Given passage:
******************************
Assays improve safety of xenotransplantation from donor pigs

Sensitive, specific assays needed to ensure safety of inter-species transplants for patients needing new organs.

August 31, 2018

3 Min Read
Assays improve safety of xenotransplantation from donor pigs

A shortage of organs for transplantation — including kidneys and hearts — means that many patients die while still on waiting lists. So, research at the University of Alabama at Birmingham (UAB) and other institutions has turned to pig organs as an alternative in a process known as xenotransplantation.

Using gene editing, researchers have modified such organs to prevent rejection, and research with primates shows that the modified pig organs are tolerated well.

However, an added step is needed to ensure the safety of these inter-species transplants — sensitive, quantitative assays for viruses and other infectious microorganisms in donor pigs that potentially could gain access to humans during transplantation, UAB said in an announcement.

The U.S. Food & Drug Administration requires such testing, prior to implantation, of tissues used for xenotransplantation from animals to humans. It is possible — though very unlikely — that an infectious agent in transplanted tissues could become an emerging infectious disease in people, UAB said.

In a paper published in Xenotransplantation, Dr. Mark Prichard and colleagues at UAB described the development and testing of 30 quantitative assays for pig infectious agents. These assays had sensitivities similar to clinical lab assays for viral loads in human patients. After validation, the UAB team also used the assays on nine sows and 22 piglets delivered from the sows through caesarian section.

"Going forward, ensuring the safety of these organs is of paramount importance," Prichard said. "The use of highly sensitive techniques to detect potential pathogens will help to minimize adverse events in xenotransplantation.

"The assays hold promise as part of the screening program to identify suitable donor animals, validate and release transplantable organs for research purposes and monitor transplant recipients," said Prichard, a professor in the UAB department of pediatrics and director of the department's Molecular Diagnostics Laboratory.
******************************
Extracted entries:
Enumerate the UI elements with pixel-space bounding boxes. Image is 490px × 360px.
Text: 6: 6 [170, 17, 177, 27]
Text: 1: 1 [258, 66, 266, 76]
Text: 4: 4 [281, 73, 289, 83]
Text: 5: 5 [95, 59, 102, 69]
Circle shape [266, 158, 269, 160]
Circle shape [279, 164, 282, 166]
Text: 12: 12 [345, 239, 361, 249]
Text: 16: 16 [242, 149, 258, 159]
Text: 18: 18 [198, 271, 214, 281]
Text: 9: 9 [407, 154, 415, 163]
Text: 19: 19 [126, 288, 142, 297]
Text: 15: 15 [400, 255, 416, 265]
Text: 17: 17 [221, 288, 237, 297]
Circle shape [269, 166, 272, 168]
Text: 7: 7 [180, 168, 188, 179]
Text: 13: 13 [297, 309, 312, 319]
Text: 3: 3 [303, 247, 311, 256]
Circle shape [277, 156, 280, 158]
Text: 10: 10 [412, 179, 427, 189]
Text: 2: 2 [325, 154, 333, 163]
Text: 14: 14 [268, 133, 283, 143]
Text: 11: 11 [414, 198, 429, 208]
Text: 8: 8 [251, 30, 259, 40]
******************************
Activity: Continue the article on testing donor pigs for xenotransplantation from where it ends.

Answer space:
The UAB researchers developed quantitative polymerase chain reaction (qPCR) assays for 28 viruses sometimes found in pigs and two groups of mycoplasmas, the university said. They established reproducibility, sensitivity, specificity and a lower limit of detection for each assay. All but three showed features of good quantitative assays, and the lower limit of detection values ranged between one and 16 copies of the viral or bacterial genetic material, UAB said.

Also, the pig virus assays did not give false positives for some closely related human viruses.

As a start to understanding the infectious disease load in normal healthy animals and ensuring the safety of pig tissues used in xenotransplantation research, the researchers then screened blood, nasal swab and stool specimens from nine adult sows and 22 of their piglets delivered by caesarian section.

Mycoplasma species and two distinct herpesviruses were the most commonly detected microorganisms. However, 14 piglets that were delivered from three sows infected with either or both herpesviruses were not infected with the herpesviruses, showing that transmission of these viruses from sow to the caesarian-delivery piglet was inefficient, UAB reported.

Prichard said the assays promise to enhance the safety of pig tissues for xenotransplantation, and they will also aid evaluation of human specimens after xenotransplantation.

The UAB researchers said they subsequently have evaluated more than 300 additional specimens, which resulted in the detection of most of the targets. "The detection of these targets in pig specimens provides reassurance that the analytical methods are functioning as designed, and there is no a priori reason some targets might be more difficult to detect than others with the methods described here," Prichard said.